#### Work to do:
Wherever the word "this" appears in a line, copy that line.
>> start The data
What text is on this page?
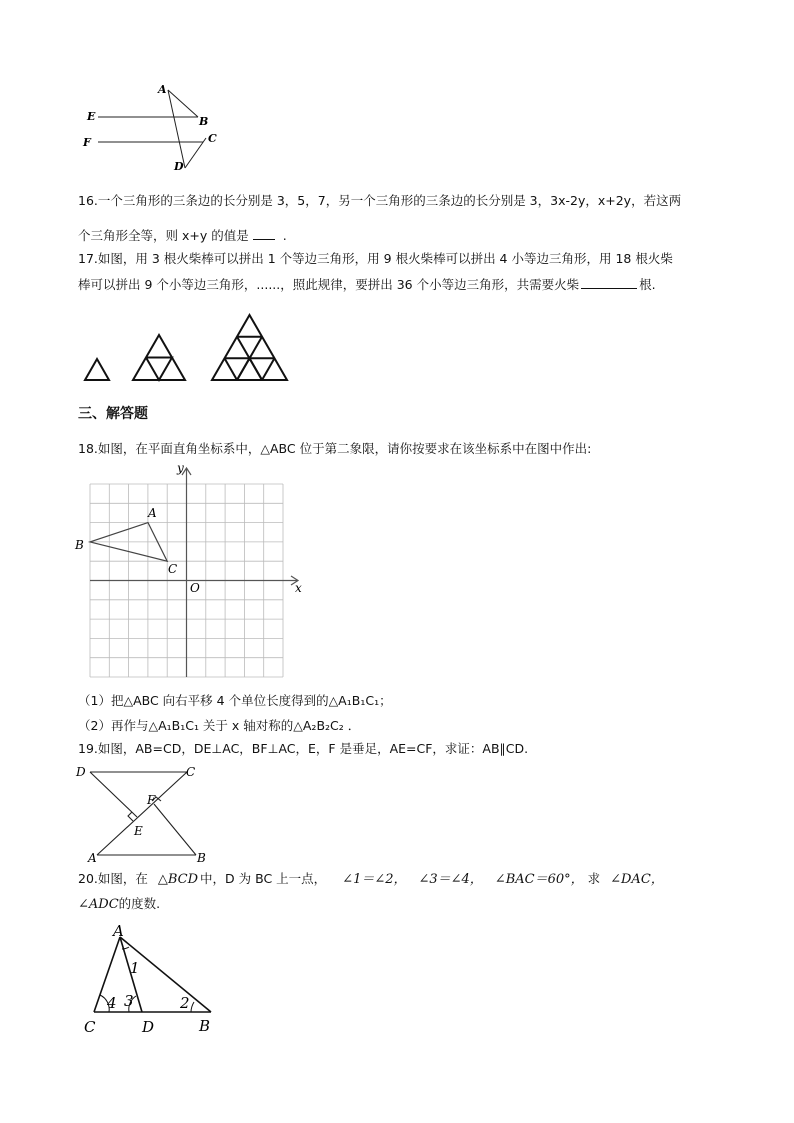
A
B
E
F	C
D
16.一个三角形的三条边的长分别是 3，5，7，另一个三角形的三条边的长分别是 3，3x-2y，x+2y，若这两
个三角形全等，则 x+y 的值是 .
17.如图，用 3 根火柴棒可以拼出 1 个等边三角形，用 9 根火柴棒可以拼出 4 小等边三角形，用 18 根火柴
棒可以拼出 9 个小等边三角形，......，照此规律，要拼出 36 个小等边三角形，共需要火柴	根.
三、解答题
18.如图，在平面直角坐标系中，△ABC 位于第二象限，请你按要求在该坐标系中在图中作出:
y
x
O
A
B
C
（1）把△ABC 向右平移 4 个单位长度得到的△A₁B₁C₁；
（2）再作与△A₁B₁C₁ 关于 x 轴对称的△A₂B₂C₂ ．
19.如图，AB=CD，DE⊥AC，BF⊥AC，E，F 是垂足，AE=CF，求证：AB∥CD.
D	C
F
E
A	B
20.如图，在 △BCD 中，D 为 BC 上一点， ∠1＝∠2， ∠3＝∠4， ∠BAC＝60°， 求 ∠DAC，
∠ADC的度数.
A
1
4 3	2
C	D	B
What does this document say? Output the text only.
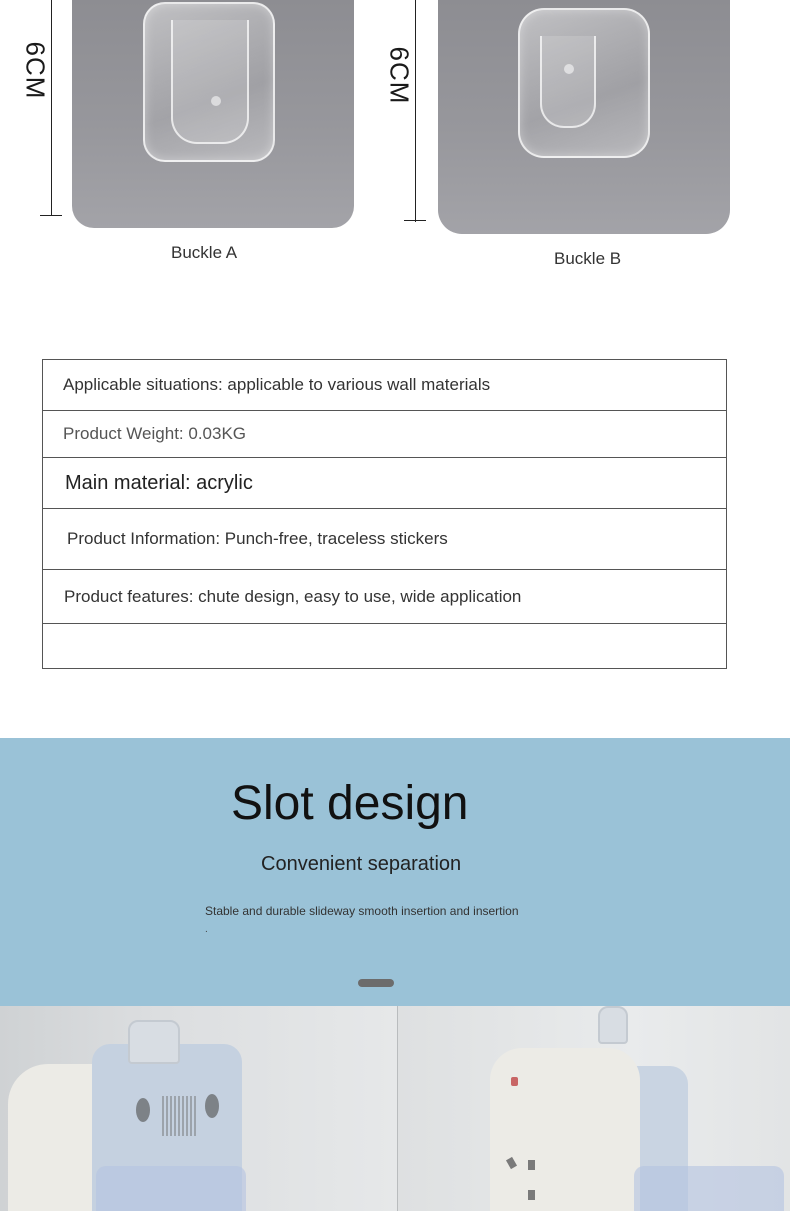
6CM
Buckle A
6CM
Buckle B
Applicable situations: applicable to various wall materials
Product Weight: 0.03KG
Main material: acrylic
Product Information: Punch-free, traceless stickers
Product features: chute design, easy to use, wide application
Slot design
Convenient separation
Stable and durable slideway smooth insertion and insertion
.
>> end The data
#### Correct answer:
What text is on this page?
What does this document say? Output the text only.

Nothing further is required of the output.